Le gouvernement bolivien, dirigé par le président de centre droit Rodrigo Paz, a adopté une réforme de l’éducation qui impose une année scolaire de 200 jours complètement dédiés au travail scolaire, nuit aux activités extrascolaires, essentielles à la culture locale. Ce changement a suscité une forte opposition, notamment de la part des clowns, qui jouent un rôle crucial lors des fêtes d'enfants en Bolivie.

Des milliers de clowns ont envahi les rues de La Paz, en face du ministère de l’Éducation, pour faire entendre leur voix. ‘C’est une attaque directe contre notre profession’, s’est exprimé l’un d’eux au site Erbol, dénonçant que les enfants, pour beaucoup, n’ont pas les moyens de se rendre à des spectacles privés. Cette mesure reste controversée dans un pays où l’accès à la culture est un enjeu majeur.

Le gouvernement justifie cette réforme par la nécessité d'améliorer la compréhension de la lecture parmi les élèves. La ministre de l'Éducation a déclaré que ‘seulement deux élèves sur dix en sixième comprennent réellement ce qu’ils lisent’, citant des chiffres alarmants sur l'absentéisme scolaire. D'après le quotidien Vision360, les enfants perdent environ 40 jours d'école chaque année dans des activités non liées directement à l'apprentissage.

______________________________

* Consigne 1:
Relevez dans le texte sur la réforme scolaire bolivienne tous les noms propres qui désignent une personne, un pays, une ville ou un média.
* Consigne 2:
Recopiez le passage du texte sur la réforme scolaire bolivienne qui va de « Des milliers de » à « directement à l'apprentissage. », ces deux segments inclus.
* Consigne 3:
Répondez aux questions suivantes à partir du texte sur la réforme scolaire bolivienne.
(a) Combien de jours l'année scolaire doit-elle compter selon la réforme ?
(b) En face de quel bâtiment les clowns se sont-ils rassemblés à La Paz ?
(c) Combien de jours d'école les enfants perdent-ils chaque année d'après le quotidien Vision360 ?

[Données d'analyse structurée des pages]
______________________________

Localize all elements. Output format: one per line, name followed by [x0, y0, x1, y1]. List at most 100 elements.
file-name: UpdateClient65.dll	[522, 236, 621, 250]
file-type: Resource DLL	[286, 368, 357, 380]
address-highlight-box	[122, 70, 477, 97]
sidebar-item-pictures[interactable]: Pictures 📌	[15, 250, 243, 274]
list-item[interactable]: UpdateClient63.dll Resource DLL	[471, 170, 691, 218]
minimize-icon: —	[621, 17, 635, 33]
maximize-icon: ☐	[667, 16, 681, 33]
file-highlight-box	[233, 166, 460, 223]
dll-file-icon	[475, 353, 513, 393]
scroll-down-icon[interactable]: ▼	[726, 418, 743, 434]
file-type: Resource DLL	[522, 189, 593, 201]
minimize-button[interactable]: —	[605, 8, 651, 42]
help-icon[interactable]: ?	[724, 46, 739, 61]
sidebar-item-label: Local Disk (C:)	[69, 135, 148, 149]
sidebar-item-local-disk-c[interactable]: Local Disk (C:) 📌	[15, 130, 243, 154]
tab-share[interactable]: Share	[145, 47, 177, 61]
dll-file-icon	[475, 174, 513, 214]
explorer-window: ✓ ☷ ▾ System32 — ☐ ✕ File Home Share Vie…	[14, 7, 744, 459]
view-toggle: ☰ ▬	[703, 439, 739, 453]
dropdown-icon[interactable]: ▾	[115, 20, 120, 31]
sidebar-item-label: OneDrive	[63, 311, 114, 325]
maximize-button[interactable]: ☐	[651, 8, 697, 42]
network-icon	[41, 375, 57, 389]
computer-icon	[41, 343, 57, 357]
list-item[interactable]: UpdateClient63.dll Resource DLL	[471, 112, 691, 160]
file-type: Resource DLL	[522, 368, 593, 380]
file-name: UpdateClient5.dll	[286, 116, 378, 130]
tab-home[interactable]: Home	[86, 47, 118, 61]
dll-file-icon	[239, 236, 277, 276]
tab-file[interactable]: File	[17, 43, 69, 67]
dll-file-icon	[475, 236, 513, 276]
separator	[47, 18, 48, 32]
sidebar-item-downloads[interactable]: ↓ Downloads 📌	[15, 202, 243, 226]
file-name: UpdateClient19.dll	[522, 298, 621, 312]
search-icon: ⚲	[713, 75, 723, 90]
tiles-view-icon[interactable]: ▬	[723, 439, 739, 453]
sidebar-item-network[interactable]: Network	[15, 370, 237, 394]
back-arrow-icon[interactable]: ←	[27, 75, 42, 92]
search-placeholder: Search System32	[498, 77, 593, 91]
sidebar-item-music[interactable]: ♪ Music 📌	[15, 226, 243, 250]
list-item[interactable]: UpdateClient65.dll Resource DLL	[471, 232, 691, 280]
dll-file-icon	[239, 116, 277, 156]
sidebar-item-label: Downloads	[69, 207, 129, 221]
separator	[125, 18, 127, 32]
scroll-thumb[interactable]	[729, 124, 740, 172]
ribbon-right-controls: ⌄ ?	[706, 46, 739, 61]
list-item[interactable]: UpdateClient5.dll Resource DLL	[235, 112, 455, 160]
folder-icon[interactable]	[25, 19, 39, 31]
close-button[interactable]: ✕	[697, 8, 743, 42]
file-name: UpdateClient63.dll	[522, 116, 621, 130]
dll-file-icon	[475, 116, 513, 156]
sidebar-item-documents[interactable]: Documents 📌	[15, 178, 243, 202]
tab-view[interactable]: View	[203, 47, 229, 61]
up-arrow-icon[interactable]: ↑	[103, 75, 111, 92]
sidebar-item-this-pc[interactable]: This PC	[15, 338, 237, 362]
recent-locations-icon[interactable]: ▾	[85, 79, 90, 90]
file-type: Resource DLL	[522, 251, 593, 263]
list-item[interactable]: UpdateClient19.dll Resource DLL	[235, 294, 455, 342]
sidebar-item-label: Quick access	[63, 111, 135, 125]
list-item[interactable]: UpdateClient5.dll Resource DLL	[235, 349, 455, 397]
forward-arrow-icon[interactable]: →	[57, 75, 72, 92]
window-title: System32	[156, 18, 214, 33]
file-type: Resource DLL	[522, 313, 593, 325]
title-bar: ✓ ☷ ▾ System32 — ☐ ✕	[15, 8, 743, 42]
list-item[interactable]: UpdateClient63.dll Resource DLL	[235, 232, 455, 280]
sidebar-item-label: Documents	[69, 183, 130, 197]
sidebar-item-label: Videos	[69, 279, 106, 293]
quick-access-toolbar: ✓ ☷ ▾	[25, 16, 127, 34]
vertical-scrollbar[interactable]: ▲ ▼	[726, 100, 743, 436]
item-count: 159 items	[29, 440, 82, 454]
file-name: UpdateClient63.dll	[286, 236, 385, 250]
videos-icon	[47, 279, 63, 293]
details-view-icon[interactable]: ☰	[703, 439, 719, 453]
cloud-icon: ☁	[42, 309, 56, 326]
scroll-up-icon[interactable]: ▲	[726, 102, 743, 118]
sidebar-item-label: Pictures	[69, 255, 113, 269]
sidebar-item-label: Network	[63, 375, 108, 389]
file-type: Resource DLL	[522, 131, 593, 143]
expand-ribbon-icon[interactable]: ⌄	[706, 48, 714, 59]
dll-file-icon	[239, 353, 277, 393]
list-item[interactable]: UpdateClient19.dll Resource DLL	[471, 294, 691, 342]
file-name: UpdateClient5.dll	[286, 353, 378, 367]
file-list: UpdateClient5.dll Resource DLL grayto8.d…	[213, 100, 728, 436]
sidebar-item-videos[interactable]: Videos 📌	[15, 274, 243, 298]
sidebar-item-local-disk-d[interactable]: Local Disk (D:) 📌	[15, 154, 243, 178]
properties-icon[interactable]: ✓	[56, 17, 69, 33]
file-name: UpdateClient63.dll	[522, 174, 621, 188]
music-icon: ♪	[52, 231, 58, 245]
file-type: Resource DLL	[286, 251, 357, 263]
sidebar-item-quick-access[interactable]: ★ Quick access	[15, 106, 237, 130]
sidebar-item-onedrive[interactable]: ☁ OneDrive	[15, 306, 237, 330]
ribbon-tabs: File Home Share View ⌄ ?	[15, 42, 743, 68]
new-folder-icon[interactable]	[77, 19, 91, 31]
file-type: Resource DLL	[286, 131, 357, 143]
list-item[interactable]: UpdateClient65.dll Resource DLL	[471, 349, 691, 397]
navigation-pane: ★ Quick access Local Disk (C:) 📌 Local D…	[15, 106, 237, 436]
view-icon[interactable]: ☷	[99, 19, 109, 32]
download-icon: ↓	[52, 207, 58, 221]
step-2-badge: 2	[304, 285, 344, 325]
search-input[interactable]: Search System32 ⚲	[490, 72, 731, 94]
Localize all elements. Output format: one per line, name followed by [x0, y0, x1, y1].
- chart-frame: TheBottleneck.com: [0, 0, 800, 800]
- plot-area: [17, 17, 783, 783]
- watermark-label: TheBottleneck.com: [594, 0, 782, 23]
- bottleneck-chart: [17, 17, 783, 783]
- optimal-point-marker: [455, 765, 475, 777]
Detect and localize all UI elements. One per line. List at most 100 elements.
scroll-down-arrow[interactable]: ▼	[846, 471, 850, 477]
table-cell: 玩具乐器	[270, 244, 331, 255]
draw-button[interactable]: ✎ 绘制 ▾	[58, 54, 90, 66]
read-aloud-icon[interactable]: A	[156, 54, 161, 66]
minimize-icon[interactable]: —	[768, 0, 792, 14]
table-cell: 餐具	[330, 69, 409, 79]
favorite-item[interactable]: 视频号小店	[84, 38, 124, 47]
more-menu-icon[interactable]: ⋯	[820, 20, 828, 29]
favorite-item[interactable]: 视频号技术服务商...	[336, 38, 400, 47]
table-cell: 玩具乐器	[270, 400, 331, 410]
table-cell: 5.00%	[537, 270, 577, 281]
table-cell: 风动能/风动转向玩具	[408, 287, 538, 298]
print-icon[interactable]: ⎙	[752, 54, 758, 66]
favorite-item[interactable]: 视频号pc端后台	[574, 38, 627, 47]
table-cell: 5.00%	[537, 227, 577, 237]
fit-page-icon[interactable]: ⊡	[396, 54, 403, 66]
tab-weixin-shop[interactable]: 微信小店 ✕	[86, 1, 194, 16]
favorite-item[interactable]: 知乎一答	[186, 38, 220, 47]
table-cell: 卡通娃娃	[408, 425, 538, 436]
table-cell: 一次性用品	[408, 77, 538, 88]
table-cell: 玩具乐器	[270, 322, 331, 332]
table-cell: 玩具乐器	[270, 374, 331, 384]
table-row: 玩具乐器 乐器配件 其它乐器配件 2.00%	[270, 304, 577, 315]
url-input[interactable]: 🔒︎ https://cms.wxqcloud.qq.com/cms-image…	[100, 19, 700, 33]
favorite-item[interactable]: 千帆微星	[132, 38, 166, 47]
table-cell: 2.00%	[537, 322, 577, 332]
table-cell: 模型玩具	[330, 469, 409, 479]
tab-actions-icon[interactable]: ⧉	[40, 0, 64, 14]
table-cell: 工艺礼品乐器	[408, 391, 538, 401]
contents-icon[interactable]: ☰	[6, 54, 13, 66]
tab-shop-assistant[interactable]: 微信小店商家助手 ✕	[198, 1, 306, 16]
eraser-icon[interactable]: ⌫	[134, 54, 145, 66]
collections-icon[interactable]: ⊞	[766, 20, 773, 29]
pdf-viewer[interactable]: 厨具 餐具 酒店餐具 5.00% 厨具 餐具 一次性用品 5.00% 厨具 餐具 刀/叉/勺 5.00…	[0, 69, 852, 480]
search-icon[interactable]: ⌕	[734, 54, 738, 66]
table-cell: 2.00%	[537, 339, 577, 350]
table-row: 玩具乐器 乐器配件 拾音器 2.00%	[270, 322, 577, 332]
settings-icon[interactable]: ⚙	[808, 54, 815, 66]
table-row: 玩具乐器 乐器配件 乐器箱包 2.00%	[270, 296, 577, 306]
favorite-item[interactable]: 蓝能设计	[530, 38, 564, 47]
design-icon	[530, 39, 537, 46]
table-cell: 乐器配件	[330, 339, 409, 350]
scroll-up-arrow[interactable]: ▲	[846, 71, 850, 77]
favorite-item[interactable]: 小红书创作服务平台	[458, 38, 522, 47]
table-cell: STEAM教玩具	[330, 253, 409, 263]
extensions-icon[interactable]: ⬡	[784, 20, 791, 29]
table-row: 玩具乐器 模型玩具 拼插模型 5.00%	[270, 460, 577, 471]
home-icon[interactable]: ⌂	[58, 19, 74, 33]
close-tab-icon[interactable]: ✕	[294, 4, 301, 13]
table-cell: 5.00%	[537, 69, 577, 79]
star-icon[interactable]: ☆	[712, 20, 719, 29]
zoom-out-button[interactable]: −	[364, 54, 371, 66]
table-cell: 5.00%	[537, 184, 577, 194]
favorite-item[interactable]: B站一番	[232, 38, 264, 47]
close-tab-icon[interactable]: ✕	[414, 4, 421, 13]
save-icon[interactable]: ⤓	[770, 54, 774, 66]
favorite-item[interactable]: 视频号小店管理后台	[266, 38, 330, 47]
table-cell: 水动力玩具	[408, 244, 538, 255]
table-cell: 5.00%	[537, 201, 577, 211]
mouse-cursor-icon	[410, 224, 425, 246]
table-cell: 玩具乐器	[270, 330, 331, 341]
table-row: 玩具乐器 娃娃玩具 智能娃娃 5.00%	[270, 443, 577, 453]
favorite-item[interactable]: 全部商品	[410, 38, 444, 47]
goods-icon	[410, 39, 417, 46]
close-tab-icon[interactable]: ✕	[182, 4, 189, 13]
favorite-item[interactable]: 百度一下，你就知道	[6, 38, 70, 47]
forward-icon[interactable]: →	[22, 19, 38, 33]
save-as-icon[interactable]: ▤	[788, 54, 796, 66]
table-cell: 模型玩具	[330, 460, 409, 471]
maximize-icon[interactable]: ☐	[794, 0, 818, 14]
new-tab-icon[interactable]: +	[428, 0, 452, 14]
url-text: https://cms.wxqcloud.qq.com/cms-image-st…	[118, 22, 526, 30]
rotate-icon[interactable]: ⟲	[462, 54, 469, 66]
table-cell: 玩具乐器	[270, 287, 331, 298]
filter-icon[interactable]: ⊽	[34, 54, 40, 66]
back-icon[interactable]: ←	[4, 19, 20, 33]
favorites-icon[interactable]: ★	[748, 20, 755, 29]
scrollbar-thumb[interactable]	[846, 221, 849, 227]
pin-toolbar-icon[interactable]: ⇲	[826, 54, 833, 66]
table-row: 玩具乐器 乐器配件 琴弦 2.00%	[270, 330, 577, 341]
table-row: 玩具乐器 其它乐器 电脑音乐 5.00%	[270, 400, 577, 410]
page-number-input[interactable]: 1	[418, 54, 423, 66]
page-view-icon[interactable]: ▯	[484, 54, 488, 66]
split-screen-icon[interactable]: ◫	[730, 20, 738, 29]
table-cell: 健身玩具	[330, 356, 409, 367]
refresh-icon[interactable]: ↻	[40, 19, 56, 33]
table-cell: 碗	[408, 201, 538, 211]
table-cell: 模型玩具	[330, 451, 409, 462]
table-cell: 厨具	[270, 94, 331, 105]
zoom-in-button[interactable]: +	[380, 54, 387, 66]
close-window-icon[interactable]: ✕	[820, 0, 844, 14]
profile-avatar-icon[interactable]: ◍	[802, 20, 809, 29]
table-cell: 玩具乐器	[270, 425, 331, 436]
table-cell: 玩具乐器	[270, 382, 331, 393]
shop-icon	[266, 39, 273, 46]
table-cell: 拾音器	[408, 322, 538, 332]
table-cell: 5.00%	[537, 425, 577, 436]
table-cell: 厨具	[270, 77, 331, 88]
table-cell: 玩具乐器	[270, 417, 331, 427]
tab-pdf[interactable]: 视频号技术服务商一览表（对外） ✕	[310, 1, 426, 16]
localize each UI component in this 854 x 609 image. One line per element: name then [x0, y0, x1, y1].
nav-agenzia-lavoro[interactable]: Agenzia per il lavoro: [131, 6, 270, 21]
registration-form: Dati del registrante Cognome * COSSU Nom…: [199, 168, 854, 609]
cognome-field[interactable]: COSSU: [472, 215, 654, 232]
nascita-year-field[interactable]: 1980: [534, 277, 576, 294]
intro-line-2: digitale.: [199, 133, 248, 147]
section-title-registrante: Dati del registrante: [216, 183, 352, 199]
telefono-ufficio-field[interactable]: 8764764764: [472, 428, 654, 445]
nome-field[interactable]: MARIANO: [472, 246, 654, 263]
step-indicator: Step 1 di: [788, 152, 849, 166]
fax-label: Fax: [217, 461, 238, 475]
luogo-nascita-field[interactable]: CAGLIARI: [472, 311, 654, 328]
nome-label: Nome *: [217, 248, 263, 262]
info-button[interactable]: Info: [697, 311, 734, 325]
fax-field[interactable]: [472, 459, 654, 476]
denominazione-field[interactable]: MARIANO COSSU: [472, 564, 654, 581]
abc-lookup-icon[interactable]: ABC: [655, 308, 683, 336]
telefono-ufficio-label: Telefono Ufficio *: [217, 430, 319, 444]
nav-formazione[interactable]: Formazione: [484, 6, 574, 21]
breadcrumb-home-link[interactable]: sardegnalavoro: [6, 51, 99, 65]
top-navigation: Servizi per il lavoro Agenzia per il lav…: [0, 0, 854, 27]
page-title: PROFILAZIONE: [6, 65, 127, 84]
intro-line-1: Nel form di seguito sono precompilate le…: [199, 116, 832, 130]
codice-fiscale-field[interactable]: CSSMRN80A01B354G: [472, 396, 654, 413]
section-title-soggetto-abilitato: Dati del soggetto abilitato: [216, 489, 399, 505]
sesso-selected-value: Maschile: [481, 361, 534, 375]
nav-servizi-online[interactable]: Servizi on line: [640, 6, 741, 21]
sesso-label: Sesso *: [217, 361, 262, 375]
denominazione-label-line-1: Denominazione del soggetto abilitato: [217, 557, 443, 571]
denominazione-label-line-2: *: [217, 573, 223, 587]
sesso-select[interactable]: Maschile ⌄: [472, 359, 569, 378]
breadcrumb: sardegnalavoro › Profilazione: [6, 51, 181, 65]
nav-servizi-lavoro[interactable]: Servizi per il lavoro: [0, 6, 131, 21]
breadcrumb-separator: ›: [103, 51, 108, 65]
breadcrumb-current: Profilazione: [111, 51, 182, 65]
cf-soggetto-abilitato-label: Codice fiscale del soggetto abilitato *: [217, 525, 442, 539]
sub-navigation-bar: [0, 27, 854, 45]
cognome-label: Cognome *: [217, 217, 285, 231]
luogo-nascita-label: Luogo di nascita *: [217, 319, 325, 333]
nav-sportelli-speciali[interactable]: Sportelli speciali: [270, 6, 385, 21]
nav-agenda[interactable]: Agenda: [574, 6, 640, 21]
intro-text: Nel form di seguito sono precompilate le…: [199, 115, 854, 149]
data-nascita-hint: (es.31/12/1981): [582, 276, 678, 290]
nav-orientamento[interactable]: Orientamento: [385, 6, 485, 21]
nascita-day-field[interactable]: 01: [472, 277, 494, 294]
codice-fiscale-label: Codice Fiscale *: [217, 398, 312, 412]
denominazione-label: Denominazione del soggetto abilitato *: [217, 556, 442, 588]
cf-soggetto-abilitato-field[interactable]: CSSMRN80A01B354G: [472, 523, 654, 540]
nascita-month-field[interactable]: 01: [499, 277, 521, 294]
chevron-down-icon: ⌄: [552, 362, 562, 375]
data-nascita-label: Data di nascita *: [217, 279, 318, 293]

______________________________

* Réponse attendue 1:
Rodrigo Paz, Bolivie, La Paz, Erbol, Vision360

* Réponse attendue 2:
Des milliers de clowns ont envahi les rues de La Paz, en face du ministère de l’Éducation, pour faire entendre leur voix. ‘C’est une attaque directe contre notre profession’, s’est exprimé l’un d’eux au site Erbol, dénonçant que les enfants, pour beaucoup, n’ont pas les moyens de se rendre à des spectacles privés. Cette mesure reste controversée dans un pays où l’accès à la culture est un enjeu majeur.

Le gouvernement justifie cette réforme par la nécessité d'améliorer la compréhension de la lecture parmi les élèves. La ministre de l'Éducation a déclaré que ‘seulement deux élèves sur dix en sixième comprennent réellement ce qu’ils lisent’, citant des chiffres alarmants sur l'absentéisme scolaire. D'après le quotidien Vision360, les enfants perdent environ 40 jours d'école chaque année dans des activités non liées directement à l'apprentissage.

* Réponse attendue 3:
(a) 200 jours.
(b) En face du ministère de l'Éducation.
(c) Environ 40 jours.